CHALLENGE
Copy the lines below verbatim, starting at the line that contains "- heading-block: [185, 152, 368, 224]" and ending at the line that contains "- paragraph-2-line: ergueriam".

Dataset entries
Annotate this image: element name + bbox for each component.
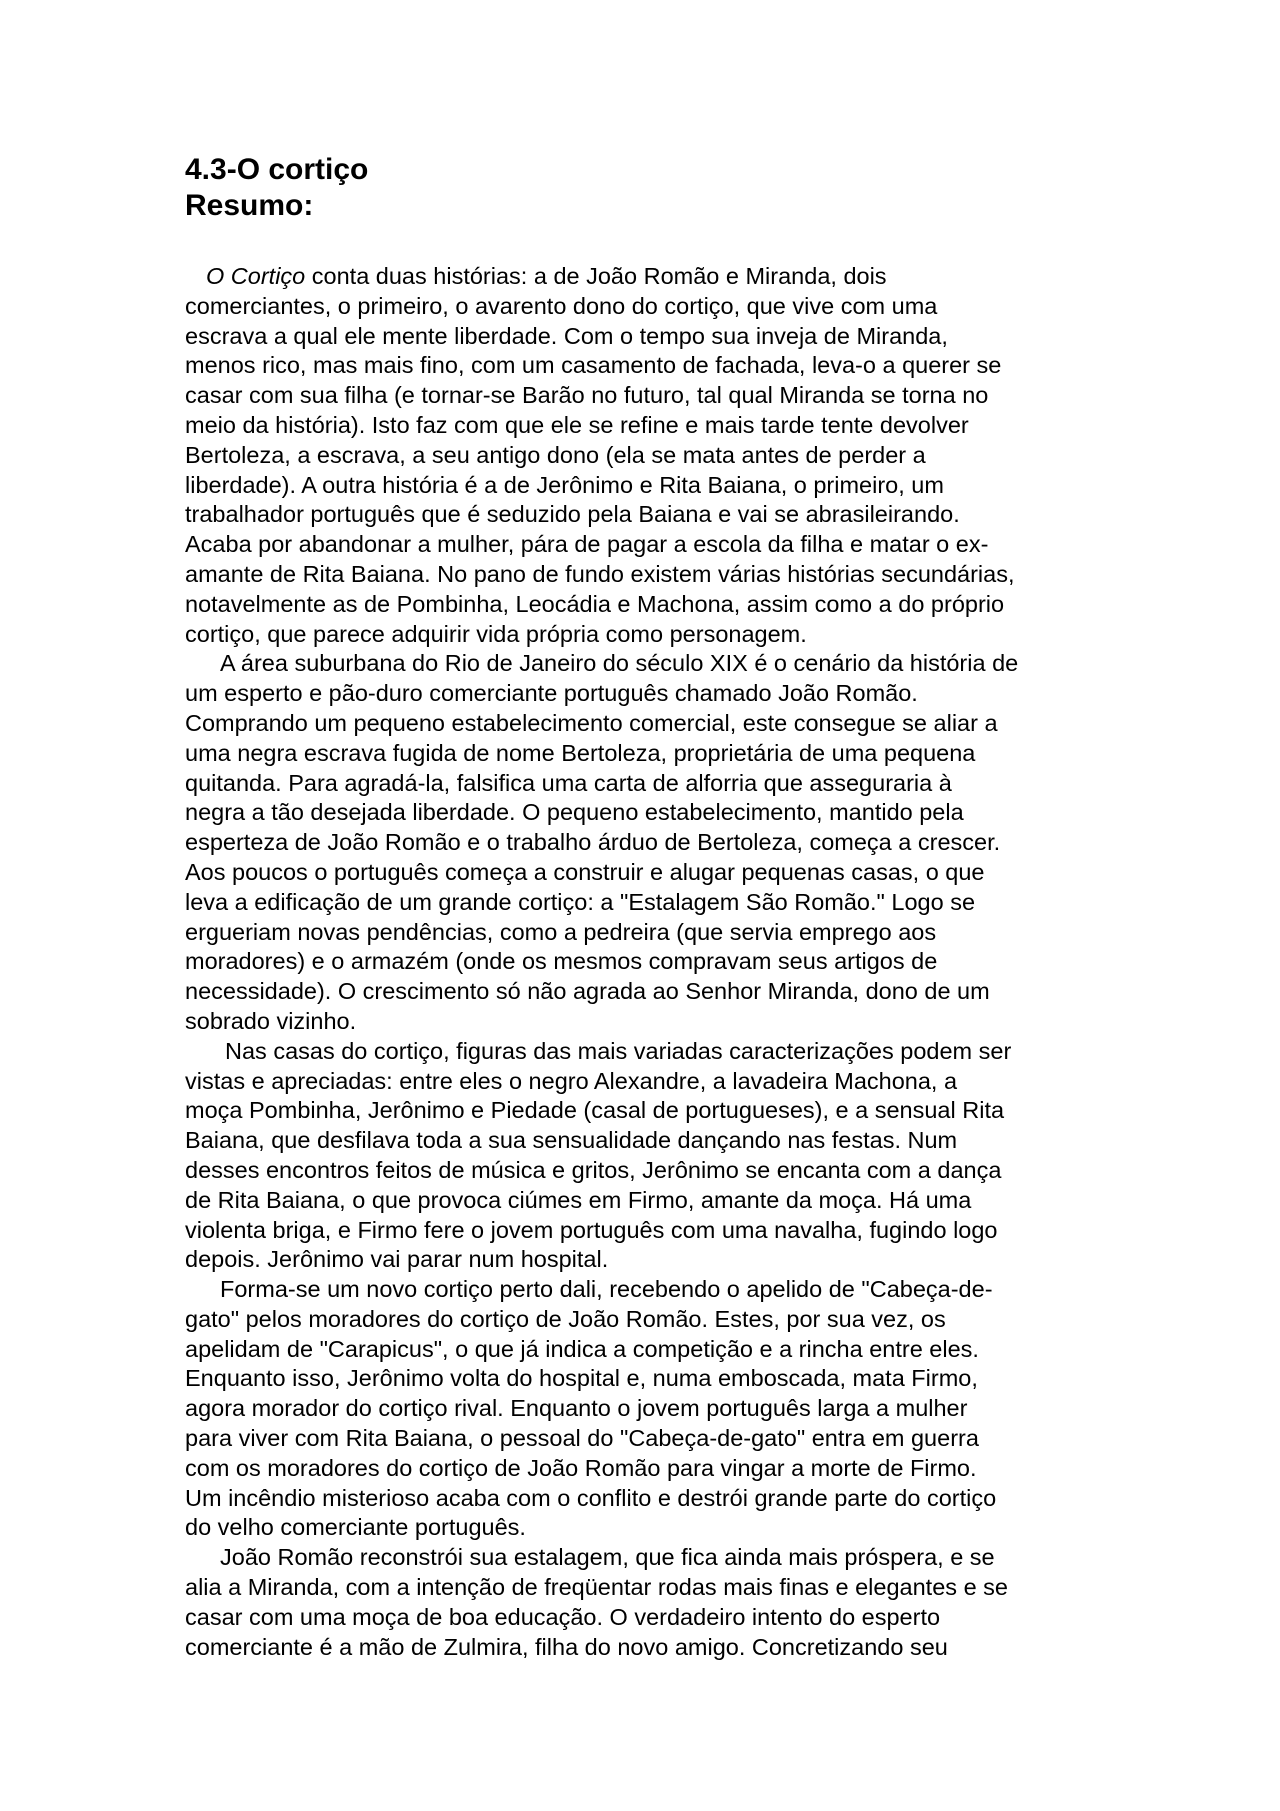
- heading-block: [185, 152, 368, 224]
- paragraph-3-line: Baiana, que desfilava toda a sua sensualidade dançando nas festas. Num: [185, 1127, 958, 1154]
- paragraph-1-line: menos rico, mas mais fino, com um casamento de fachada, leva-o a querer se: [185, 352, 1002, 379]
- paragraph-5-line: João Romão reconstrói sua estalagem, que fica ainda mais próspera, e se: [220, 1544, 995, 1571]
- paragraph-2-line: ergueriam novas pendências, como a pedreira (que servia emprego aos: [185, 918, 937, 945]
- paragraph-5-line: comerciante é a mão de Zulmira, filha do novo amigo. Concretizando seu: [185, 1633, 948, 1660]
- paragraph-3-line: vistas e apreciadas: entre eles o negro Alexandre, a lavadeira Machona, a: [185, 1067, 958, 1094]
- paragraph-3-line: moça Pombinha, Jerônimo e Piedade (casal de portugueses), e a sensual Rita: [185, 1097, 1005, 1124]
- paragraph-4-line: Enquanto isso, Jerônimo volta do hospital e, numa emboscada, mata Firmo,: [185, 1365, 978, 1392]
- paragraph-5-line: casar com uma moça de boa educação. O verdadeiro intento do esperto: [185, 1603, 941, 1630]
- paragraph-2-line: sobrado vizinho.: [185, 1007, 357, 1034]
- paragraph-2-line: negra a tão desejada liberdade. O pequeno estabelecimento, mantido pela: [185, 799, 964, 826]
- paragraph-3-line: depois. Jerônimo vai parar num hospital.: [185, 1246, 609, 1273]
- paragraph-1-line: amante de Rita Baiana. No pano de fundo existem várias histórias secundárias,: [185, 560, 1015, 587]
- paragraph-2-line: quitanda. Para agradá-la, falsifica uma carta de alforria que asseguraria à: [185, 769, 952, 796]
- paragraph-2-line: necessidade). O crescimento só não agrada ao Senhor Miranda, dono de um: [185, 978, 990, 1005]
- paragraph-2-line: esperteza de João Romão e o trabalho árduo de Bertoleza, começa a crescer.: [185, 829, 1001, 856]
- paragraph-1-line: liberdade). A outra história é a de Jerônimo e Rita Baiana, o primeiro, um: [185, 471, 944, 498]
- paragraph-2-line: moradores) e o armazém (onde os mesmos compravam seus artigos de: [185, 948, 938, 975]
- book-title-italic: O Cortiço: [206, 263, 306, 289]
- paragraph-1-line: O Cortiço conta duas histórias: a de João Romão e Miranda, dois: [206, 263, 887, 289]
- summary-heading: Resumo:: [185, 189, 314, 222]
- paragraph-1-line: Acaba por abandonar a mulher, pára de pagar a escola da filha e matar o ex-: [185, 531, 989, 558]
- paragraph-1-line: comerciantes, o primeiro, o avarento dono do cortiço, que vive com uma: [185, 292, 938, 319]
- paragraph-1-line: casar com sua filha (e tornar-se Barão no futuro, tal qual Miranda se torna no: [185, 382, 989, 409]
- paragraph-3-line: violenta briga, e Firmo fere o jovem português com uma navalha, fugindo logo: [185, 1216, 998, 1243]
- paragraph-4-line: com os moradores do cortiço de João Romão para vingar a morte de Firmo.: [185, 1454, 977, 1481]
- paragraph-4-line: gato" pelos moradores do cortiço de João Romão. Estes, por sua vez, os: [185, 1305, 946, 1332]
- paragraph-1-line: notavelmente as de Pombinha, Leocádia e Machona, assim como a do próprio: [185, 590, 1005, 617]
- paragraph-2-line: um esperto e pão-duro comerciante português chamado João Romão.: [185, 680, 918, 707]
- paragraph-4-line: agora morador do cortiço rival. Enquanto o jovem português larga a mulher: [185, 1395, 968, 1422]
- paragraph-2-line: Comprando um pequeno estabelecimento comercial, este consegue se aliar a: [185, 709, 998, 736]
- paragraph-2-line: leva a edificação de um grande cortiço: a "Estalagem São Romão." Logo se: [185, 888, 976, 915]
- paragraph-4-line: do velho comerciante português.: [185, 1514, 526, 1541]
- section-title: 4.3-O cortiço: [185, 153, 369, 186]
- paragraph-3-line: Nas casas do cortiço, figuras das mais variadas caracterizações podem ser: [225, 1037, 1012, 1064]
- paragraph-1-line: cortiço, que parece adquirir vida própria como personagem.: [185, 620, 807, 647]
- paragraph-1-line: meio da história). Isto faz com que ele se refine e mais tarde tente devolver: [185, 411, 969, 438]
- paragraph-2-line: A área suburbana do Rio de Janeiro do século XIX é o cenário da história de: [220, 650, 1019, 677]
- paragraph-5-line: alia a Miranda, com a intenção de freqüentar rodas mais finas e elegantes e se: [185, 1574, 1008, 1601]
- paragraph-4-line: Um incêndio misterioso acaba com o conflito e destrói grande parte do cortiço: [185, 1484, 997, 1511]
- paragraph-3-line: desses encontros feitos de música e gritos, Jerônimo se encanta com a dança: [185, 1156, 1002, 1183]
- paragraph-1-line: trabalhador português que é seduzido pela Baiana e vai se abrasileirando.: [185, 501, 960, 528]
- paragraph-4-line: apelidam de "Carapicus", o que já indica a competição e a rincha entre eles.: [185, 1335, 979, 1362]
- paragraph-1-line: Bertoleza, a escrava, a seu antigo dono (ela se mata antes de perder a: [185, 441, 926, 468]
- paragraph-4-line: para viver com Rita Baiana, o pessoal do "Cabeça-de-gato" entra em guerra: [185, 1425, 979, 1452]
- paragraph-4-line: Forma-se um novo cortiço perto dali, recebendo o apelido de "Cabeça-de-: [220, 1276, 993, 1303]
- paragraph-2-line: Aos poucos o português começa a construir e alugar pequenas casas, o que: [185, 858, 985, 885]
- body-text: [185, 262, 1105, 1662]
- paragraph-3-line: de Rita Baiana, o que provoca ciúmes em Firmo, amante da moça. Há uma: [185, 1186, 972, 1213]
- paragraph-1-line: escrava a qual ele mente liberdade. Com o tempo sua inveja de Miranda,: [185, 322, 948, 349]
- paragraph-2-line: uma negra escrava fugida de nome Bertoleza, proprietária de uma pequena: [185, 739, 976, 766]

EXERCISE RESPONSE
- heading-block: [185, 152, 368, 224]
- paragraph-3-line: Baiana, que desfilava toda a sua sensualidade dançando nas festas. Num: [185, 1127, 958, 1154]
- paragraph-1-line: menos rico, mas mais fino, com um casamento de fachada, leva-o a querer se: [185, 352, 1002, 379]
- paragraph-5-line: João Romão reconstrói sua estalagem, que fica ainda mais próspera, e se: [220, 1544, 995, 1571]
- paragraph-2-line: ergueriam novas pendências, como a pedreira (que servia emprego aos: [185, 918, 937, 945]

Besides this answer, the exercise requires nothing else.